Work to be completed
Images do not belong in the copy. Retype all the entries below exactly.

Records provided

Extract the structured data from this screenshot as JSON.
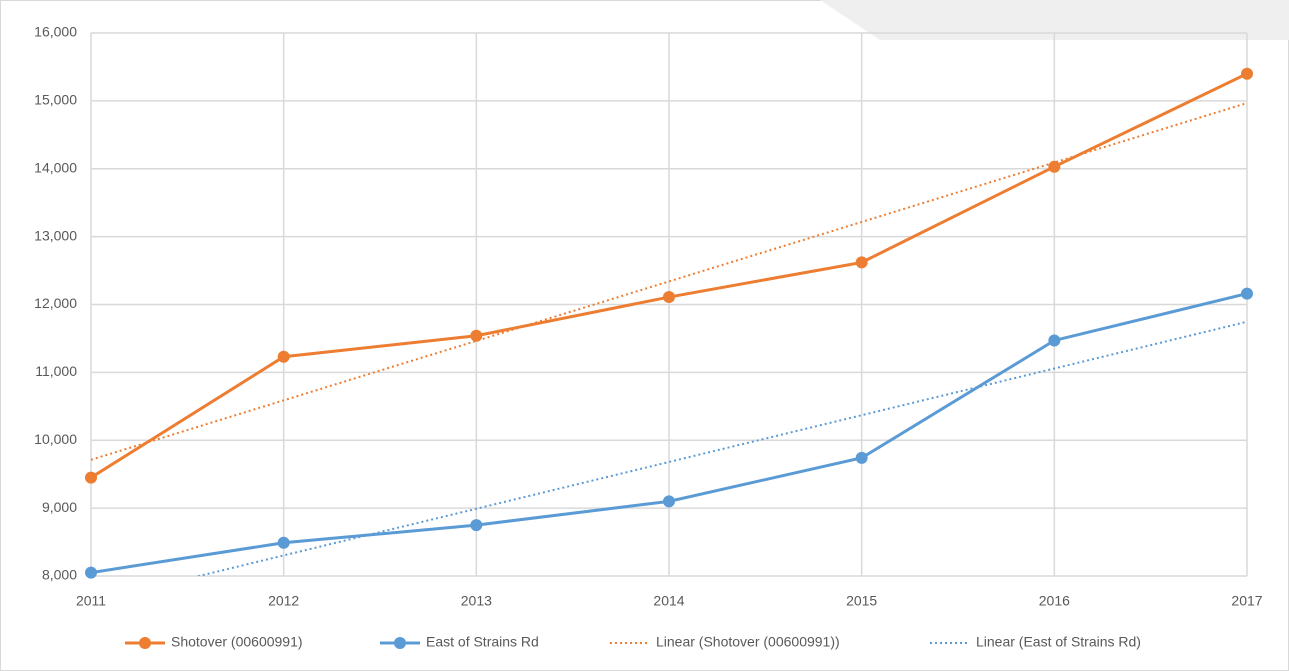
{
  "chart_data": {
    "type": "line",
    "x": [
      2011,
      2012,
      2013,
      2014,
      2015,
      2016,
      2017
    ],
    "xlim": [
      2011,
      2017
    ],
    "xticks": [
      2011,
      2012,
      2013,
      2014,
      2015,
      2016,
      2017
    ],
    "ylim": [
      8000,
      16000
    ],
    "yticks": [
      {
        "value": 8000,
        "label": "8,000"
      },
      {
        "value": 9000,
        "label": "9,000"
      },
      {
        "value": 10000,
        "label": "10,000"
      },
      {
        "value": 11000,
        "label": "11,000"
      },
      {
        "value": 12000,
        "label": "12,000"
      },
      {
        "value": 13000,
        "label": "13,000"
      },
      {
        "value": 14000,
        "label": "14,000"
      },
      {
        "value": 15000,
        "label": "15,000"
      },
      {
        "value": 16000,
        "label": "16,000"
      }
    ],
    "grid": true,
    "legend": "bottom",
    "series": [
      {
        "name": "Shotover (00600991)",
        "color": "#ed7d31",
        "markers": true,
        "dash": "solid",
        "values": [
          9450,
          11230,
          11540,
          12110,
          12620,
          14030,
          15400
        ]
      },
      {
        "name": "East of Strains Rd",
        "color": "#5b9bd5",
        "markers": true,
        "dash": "solid",
        "values": [
          8050,
          8490,
          8750,
          9100,
          9740,
          11470,
          12160
        ]
      },
      {
        "name": "Linear (Shotover (00600991))",
        "color": "#ed7d31",
        "markers": false,
        "dash": "dotted",
        "values": [
          9712,
          10588,
          11464,
          12340,
          13216,
          14092,
          14968
        ]
      },
      {
        "name": "Linear (East of Strains Rd)",
        "color": "#5b9bd5",
        "markers": false,
        "dash": "dotted",
        "values": [
          7614,
          8303,
          8991,
          9680,
          10369,
          11057,
          11746
        ]
      }
    ]
  }
}
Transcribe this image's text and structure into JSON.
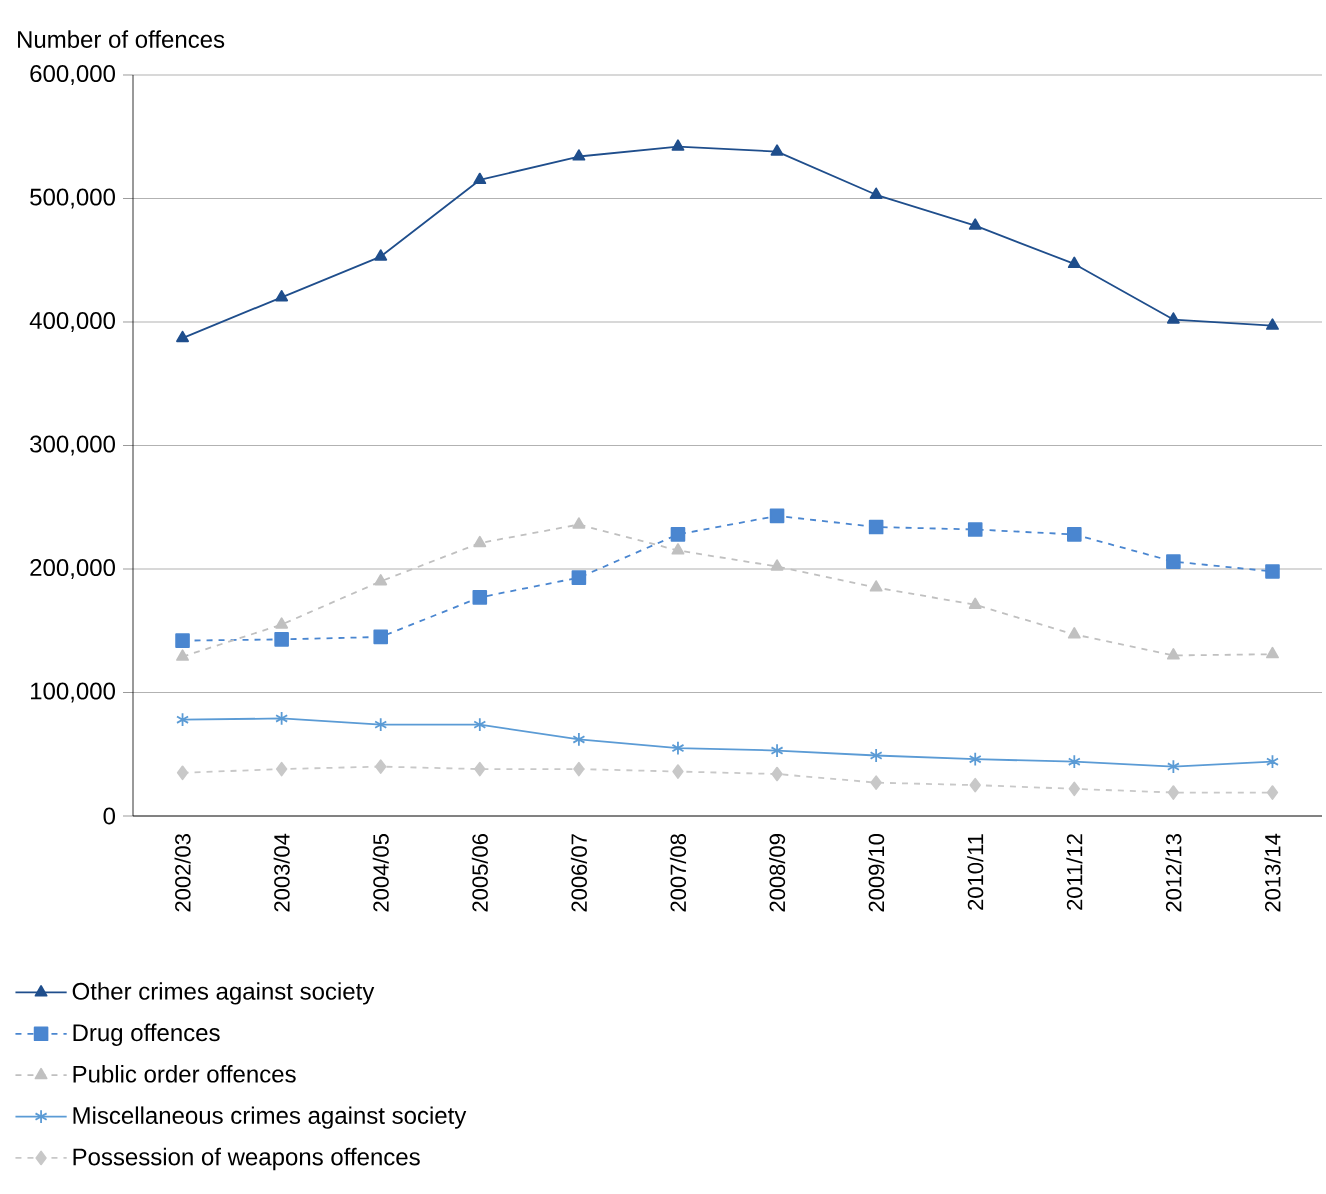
{
  "chart_data": {
    "type": "line",
    "ylabel": "Number of offences",
    "categories": [
      "2002/03",
      "2003/04",
      "2004/05",
      "2005/06",
      "2006/07",
      "2007/08",
      "2008/09",
      "2009/10",
      "2010/11",
      "2011/12",
      "2012/13",
      "2013/14"
    ],
    "series": [
      {
        "name": "Other crimes against society",
        "color": "#1f4e8c",
        "marker": "triangle",
        "line_style": "solid",
        "values": [
          387000,
          420000,
          453000,
          515000,
          534000,
          542000,
          538000,
          503000,
          478000,
          447000,
          402000,
          397000
        ]
      },
      {
        "name": "Drug offences",
        "color": "#4a86d0",
        "marker": "square",
        "line_style": "dashed",
        "values": [
          142000,
          143000,
          145000,
          177000,
          193000,
          228000,
          243000,
          234000,
          232000,
          228000,
          206000,
          198000
        ]
      },
      {
        "name": "Public order offences",
        "color": "#c0c0c0",
        "marker": "triangle",
        "line_style": "dashed",
        "values": [
          129000,
          155000,
          190000,
          221000,
          236000,
          215000,
          202000,
          185000,
          171000,
          147000,
          130000,
          131000
        ]
      },
      {
        "name": "Miscellaneous crimes against society",
        "color": "#5b9bd5",
        "marker": "cross",
        "line_style": "solid",
        "values": [
          78000,
          79000,
          74000,
          74000,
          62000,
          55000,
          53000,
          49000,
          46000,
          44000,
          40000,
          44000
        ]
      },
      {
        "name": "Possession of weapons offences",
        "color": "#c8c8c8",
        "marker": "diamond",
        "line_style": "dashed",
        "values": [
          35000,
          38000,
          40000,
          38000,
          38000,
          36000,
          34000,
          27000,
          25000,
          22000,
          19000,
          19000
        ]
      }
    ],
    "ylim": [
      0,
      600000
    ],
    "yticks": [
      0,
      {
        "value": 100000,
        "label": "100,000"
      },
      {
        "value": 200000,
        "label": "200,000"
      },
      {
        "value": 300000,
        "label": "300,000"
      },
      {
        "value": 400000,
        "label": "400,000"
      },
      {
        "value": 500000,
        "label": "500,000"
      },
      {
        "value": 600000,
        "label": "600,000"
      }
    ],
    "grid": "y",
    "legend": "bottom"
  }
}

Task answer
Extract the structured data from this screenshot as JSON.
{
  "chart_data": {
    "type": "line",
    "x": [
      2011,
      2012,
      2013,
      2014,
      2015,
      2016,
      2017
    ],
    "xlim": [
      2011,
      2017
    ],
    "xticks": [
      2011,
      2012,
      2013,
      2014,
      2015,
      2016,
      2017
    ],
    "ylim": [
      8000,
      16000
    ],
    "yticks": [
      {
        "value": 8000,
        "label": "8,000"
      },
      {
        "value": 9000,
        "label": "9,000"
      },
      {
        "value": 10000,
        "label": "10,000"
      },
      {
        "value": 11000,
        "label": "11,000"
      },
      {
        "value": 12000,
        "label": "12,000"
      },
      {
        "value": 13000,
        "label": "13,000"
      },
      {
        "value": 14000,
        "label": "14,000"
      },
      {
        "value": 15000,
        "label": "15,000"
      },
      {
        "value": 16000,
        "label": "16,000"
      }
    ],
    "grid": true,
    "legend": "bottom",
    "series": [
      {
        "name": "Shotover (00600991)",
        "color": "#ed7d31",
        "markers": true,
        "dash": "solid",
        "values": [
          9450,
          11230,
          11540,
          12110,
          12620,
          14030,
          15400
        ]
      },
      {
        "name": "East of Strains Rd",
        "color": "#5b9bd5",
        "markers": true,
        "dash": "solid",
        "values": [
          8050,
          8490,
          8750,
          9100,
          9740,
          11470,
          12160
        ]
      },
      {
        "name": "Linear (Shotover (00600991))",
        "color": "#ed7d31",
        "markers": false,
        "dash": "dotted",
        "values": [
          9712,
          10588,
          11464,
          12340,
          13216,
          14092,
          14968
        ]
      },
      {
        "name": "Linear (East of Strains Rd)",
        "color": "#5b9bd5",
        "markers": false,
        "dash": "dotted",
        "values": [
          7614,
          8303,
          8991,
          9680,
          10369,
          11057,
          11746
        ]
      }
    ]
  }
}
Transcribe this image's text and structure into JSON.
{
  "chart_data": {
    "type": "line",
    "ylabel": "Number of offences",
    "categories": [
      "2002/03",
      "2003/04",
      "2004/05",
      "2005/06",
      "2006/07",
      "2007/08",
      "2008/09",
      "2009/10",
      "2010/11",
      "2011/12",
      "2012/13",
      "2013/14"
    ],
    "series": [
      {
        "name": "Other crimes against society",
        "color": "#1f4e8c",
        "marker": "triangle",
        "line_style": "solid",
        "values": [
          387000,
          420000,
          453000,
          515000,
          534000,
          542000,
          538000,
          503000,
          478000,
          447000,
          402000,
          397000
        ]
      },
      {
        "name": "Drug offences",
        "color": "#4a86d0",
        "marker": "square",
        "line_style": "dashed",
        "values": [
          142000,
          143000,
          145000,
          177000,
          193000,
          228000,
          243000,
          234000,
          232000,
          228000,
          206000,
          198000
        ]
      },
      {
        "name": "Public order offences",
        "color": "#c0c0c0",
        "marker": "triangle",
        "line_style": "dashed",
        "values": [
          129000,
          155000,
          190000,
          221000,
          236000,
          215000,
          202000,
          185000,
          171000,
          147000,
          130000,
          131000
        ]
      },
      {
        "name": "Miscellaneous crimes against society",
        "color": "#5b9bd5",
        "marker": "cross",
        "line_style": "solid",
        "values": [
          78000,
          79000,
          74000,
          74000,
          62000,
          55000,
          53000,
          49000,
          46000,
          44000,
          40000,
          44000
        ]
      },
      {
        "name": "Possession of weapons offences",
        "color": "#c8c8c8",
        "marker": "diamond",
        "line_style": "dashed",
        "values": [
          35000,
          38000,
          40000,
          38000,
          38000,
          36000,
          34000,
          27000,
          25000,
          22000,
          19000,
          19000
        ]
      }
    ],
    "ylim": [
      0,
      600000
    ],
    "yticks": [
      0,
      {
        "value": 100000,
        "label": "100,000"
      },
      {
        "value": 200000,
        "label": "200,000"
      },
      {
        "value": 300000,
        "label": "300,000"
      },
      {
        "value": 400000,
        "label": "400,000"
      },
      {
        "value": 500000,
        "label": "500,000"
      },
      {
        "value": 600000,
        "label": "600,000"
      }
    ],
    "grid": "y",
    "legend": "bottom"
  }
}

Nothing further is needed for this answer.